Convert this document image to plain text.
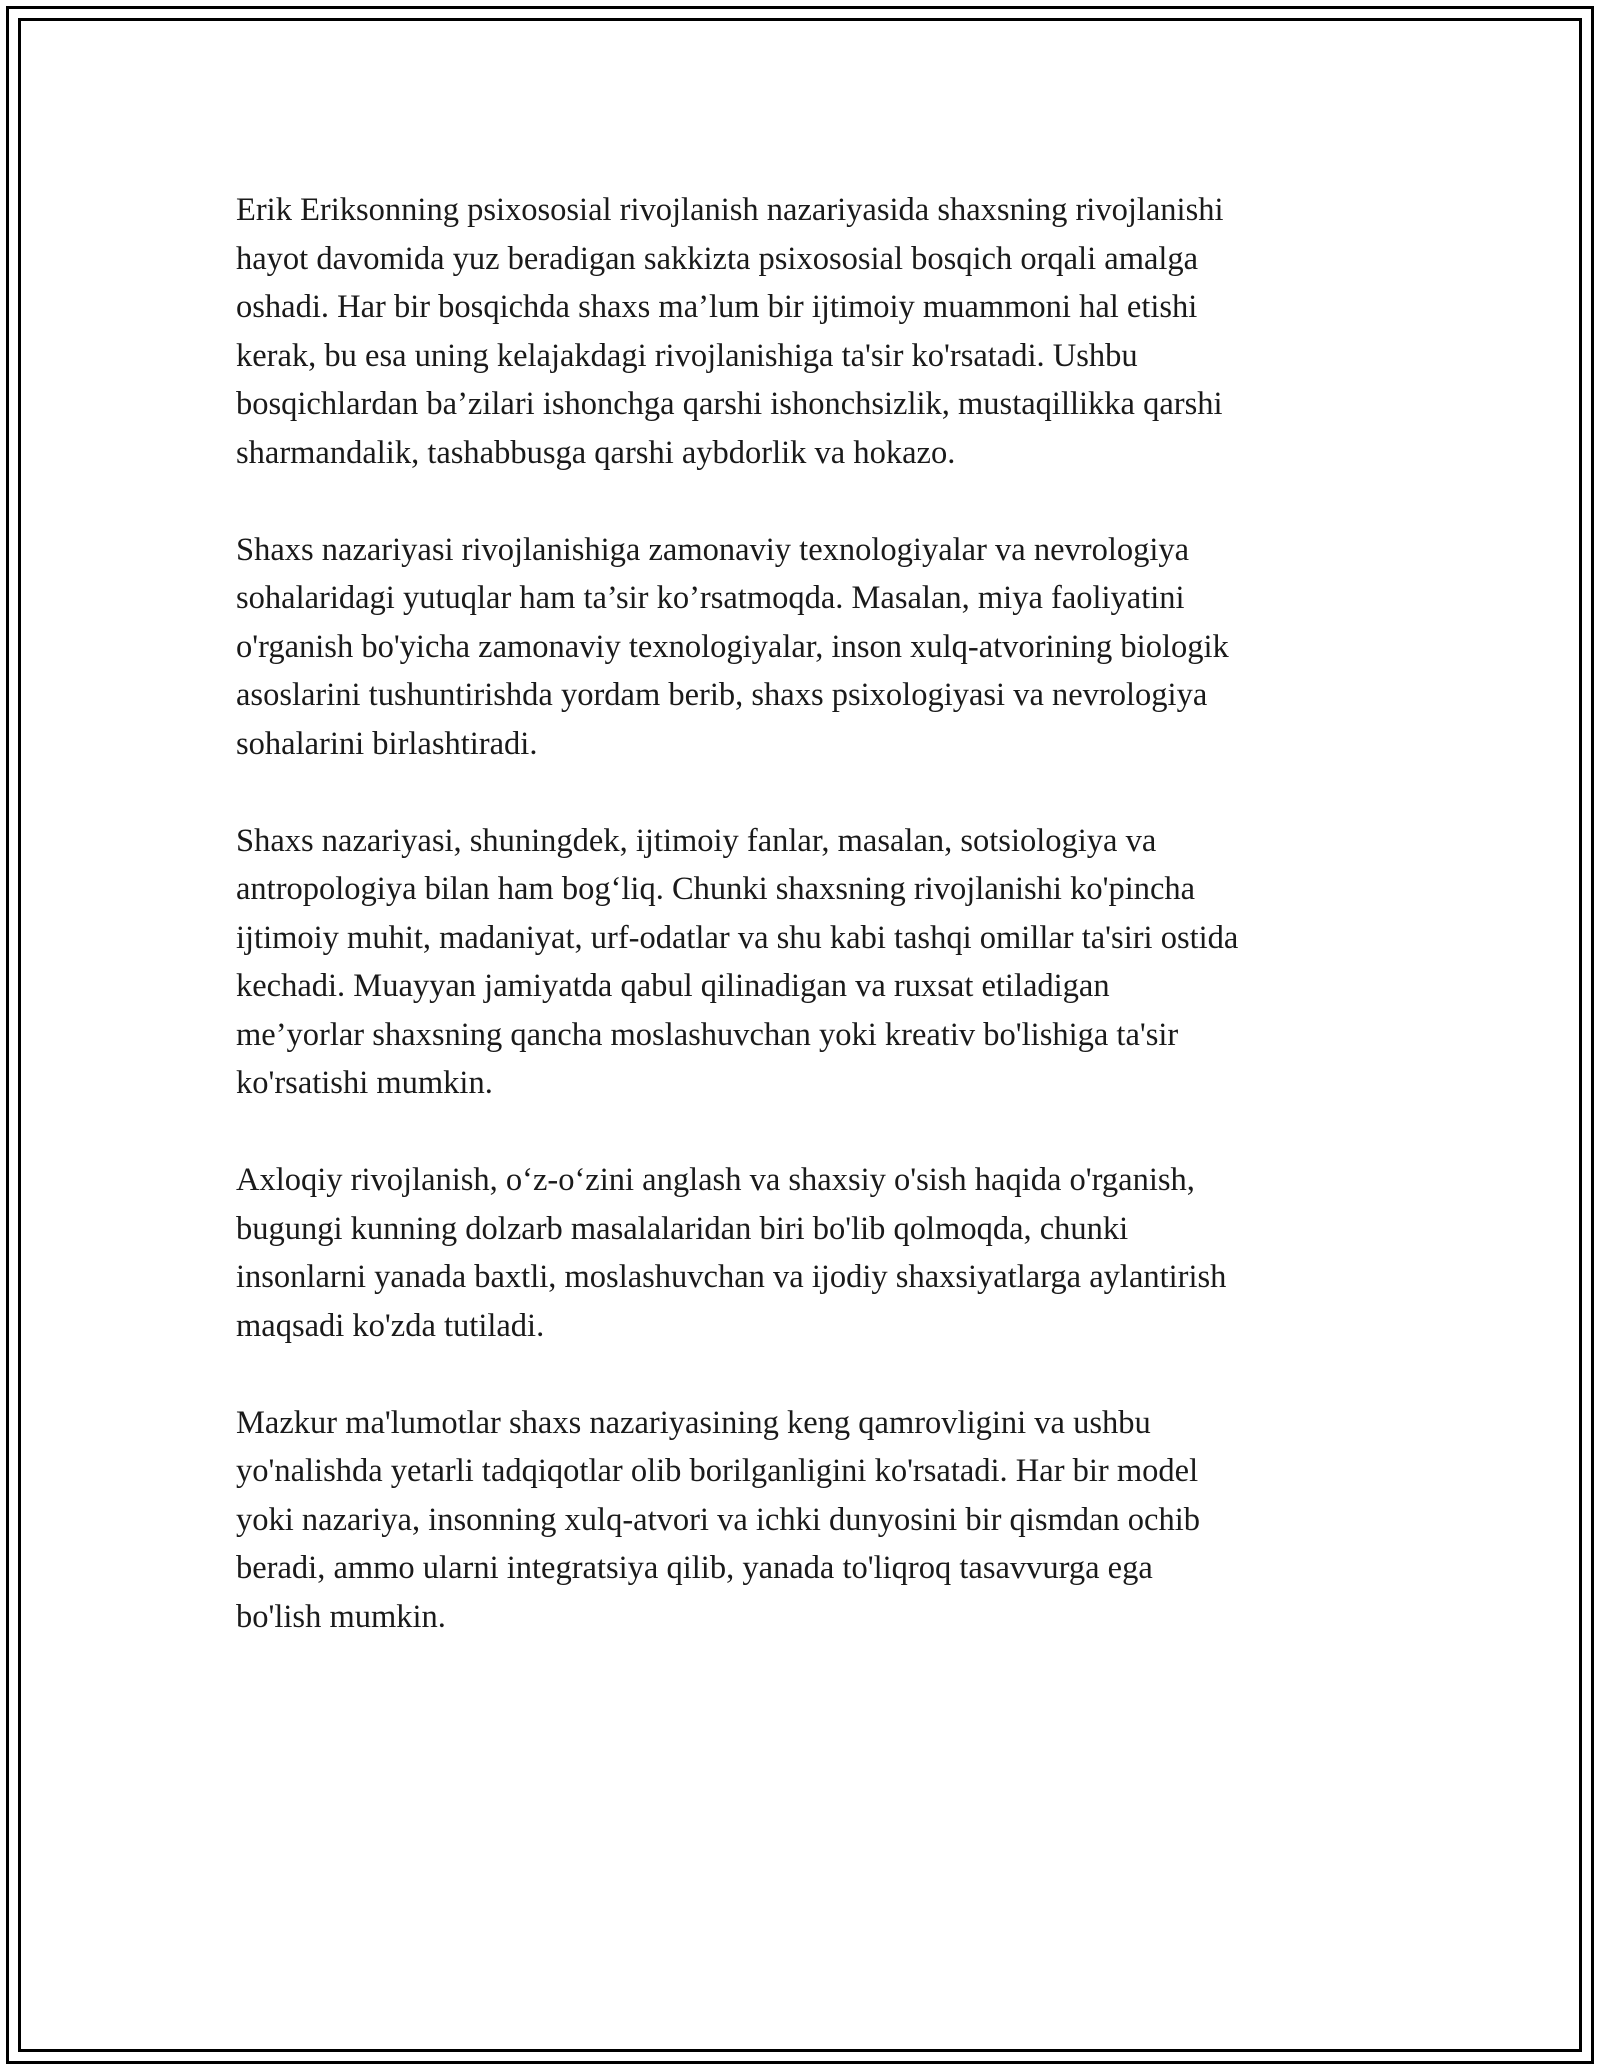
Erik Eriksonning psixososial rivojlanish nazariyasida shaxsning rivojlanishi
hayot davomida yuz beradigan sakkizta psixososial bosqich orqali amalga
oshadi. Har bir bosqichda shaxs ma’lum bir ijtimoiy muammoni hal etishi
kerak, bu esa uning kelajakdagi rivojlanishiga ta'sir ko'rsatadi. Ushbu
bosqichlardan ba’zilari ishonchga qarshi ishonchsizlik, mustaqillikka qarshi
sharmandalik, tashabbusga qarshi aybdorlik va hokazo.

Shaxs nazariyasi rivojlanishiga zamonaviy texnologiyalar va nevrologiya
sohalaridagi yutuqlar ham ta’sir ko’rsatmoqda. Masalan, miya faoliyatini
o'rganish bo'yicha zamonaviy texnologiyalar, inson xulq-atvorining biologik
asoslarini tushuntirishda yordam berib, shaxs psixologiyasi va nevrologiya
sohalarini birlashtiradi.

Shaxs nazariyasi, shuningdek, ijtimoiy fanlar, masalan, sotsiologiya va
antropologiya bilan ham bog‘liq. Chunki shaxsning rivojlanishi ko'pincha
ijtimoiy muhit, madaniyat, urf-odatlar va shu kabi tashqi omillar ta'siri ostida
kechadi. Muayyan jamiyatda qabul qilinadigan va ruxsat etiladigan
me’yorlar shaxsning qancha moslashuvchan yoki kreativ bo'lishiga ta'sir
ko'rsatishi mumkin.

Axloqiy rivojlanish, o‘z-o‘zini anglash va shaxsiy o'sish haqida o'rganish,
bugungi kunning dolzarb masalalaridan biri bo'lib qolmoqda, chunki
insonlarni yanada baxtli, moslashuvchan va ijodiy shaxsiyatlarga aylantirish
maqsadi ko'zda tutiladi.

Mazkur ma'lumotlar shaxs nazariyasining keng qamrovligini va ushbu
yo'nalishda yetarli tadqiqotlar olib borilganligini ko'rsatadi. Har bir model
yoki nazariya, insonning xulq-atvori va ichki dunyosini bir qismdan ochib
beradi, ammo ularni integratsiya qilib, yanada to'liqroq tasavvurga ega
bo'lish mumkin.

+ + + + +

**INSTRUCTION:** Wherever a line in the data above holds "ijtimoiy", copy that line.

**WRITTEN ANSWER:**
oshadi. Har bir bosqichda shaxs ma’lum bir ijtimoiy muammoni hal etishi
Shaxs nazariyasi, shuningdek, ijtimoiy fanlar, masalan, sotsiologiya va
ijtimoiy muhit, madaniyat, urf-odatlar va shu kabi tashqi omillar ta'siri ostida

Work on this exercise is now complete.